### WHAT YOU WILL DO
Copy every line in which the string "用图像装饰幻灯片" occurs.

* START RECORD LIST *

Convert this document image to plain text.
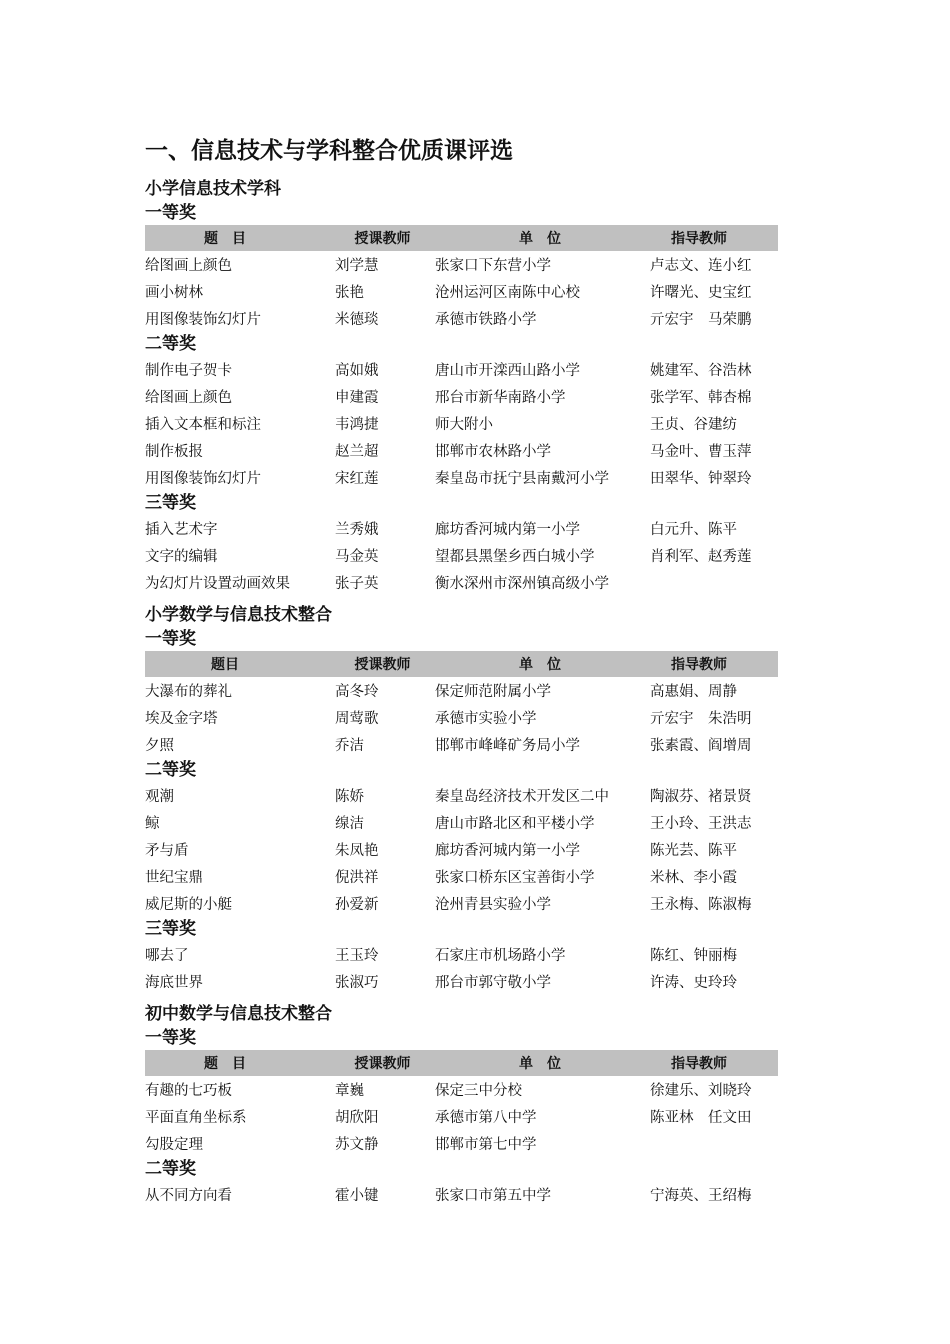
一、信息技术与学科整合优质课评选
小学信息技术学科
一等奖
题　目	授课教师	单　位	指导教师
给图画上颜色	刘学慧	张家口下东营小学	卢志文、连小红
画小树林	张艳	沧州运河区南陈中心校	许曙光、史宝红
用图像装饰幻灯片	米德琰	承德市铁路小学	亓宏宇　马荣鹏
二等奖
制作电子贺卡	高如娥	唐山市开滦西山路小学	姚建军、谷浩林
给图画上颜色	申建霞	邢台市新华南路小学	张学军、韩杏棉
插入文本框和标注	韦鸿捷	师大附小	王贞、谷建纺
制作板报	赵兰超	邯郸市农林路小学	马金叶、曹玉萍
用图像装饰幻灯片	宋红莲	秦皇岛市抚宁县南戴河小学	田翠华、钟翠玲
三等奖
插入艺术字	兰秀娥	廊坊香河城内第一小学	白元升、陈平
文字的编辑	马金英	望都县黑堡乡西白城小学	肖利军、赵秀莲
为幻灯片设置动画效果	张子英	衡水深州市深州镇高级小学
小学数学与信息技术整合
一等奖
题目	授课教师	单　位	指导教师
大瀑布的葬礼	高冬玲	保定师范附属小学	高惠娟、周静
埃及金字塔	周莺歌	承德市实验小学	亓宏宇　朱浩明
夕照	乔洁	邯郸市峰峰矿务局小学	张素霞、阎增周
二等奖
观潮	陈娇	秦皇岛经济技术开发区二中	陶淑芬、褚景贤
鲸	缐洁	唐山市路北区和平楼小学	王小玲、王洪志
矛与盾	朱凤艳	廊坊香河城内第一小学	陈光芸、陈平
世纪宝鼎	倪洪祥	张家口桥东区宝善街小学	米林、李小霞
威尼斯的小艇	孙爱新	沧州青县实验小学	王永梅、陈淑梅
三等奖
哪去了	王玉玲	石家庄市机场路小学	陈红、钟丽梅
海底世界	张淑巧	邢台市郭守敬小学	许涛、史玲玲
初中数学与信息技术整合
一等奖
题　目	授课教师	单　位	指导教师
有趣的七巧板	章巍	保定三中分校	徐建乐、刘晓玲
平面直角坐标系	胡欣阳	承德市第八中学	陈亚林　任文田
勾股定理	苏文静	邯郸市第七中学
二等奖
从不同方向看	霍小键	张家口市第五中学	宁海英、王绍梅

* END RECORD LIST *

### FULL RESPONSE
用图像装饰幻灯片	米德琰	承德市铁路小学	亓宏宇　马荣鹏
用图像装饰幻灯片	宋红莲	秦皇岛市抚宁县南戴河小学	田翠华、钟翠玲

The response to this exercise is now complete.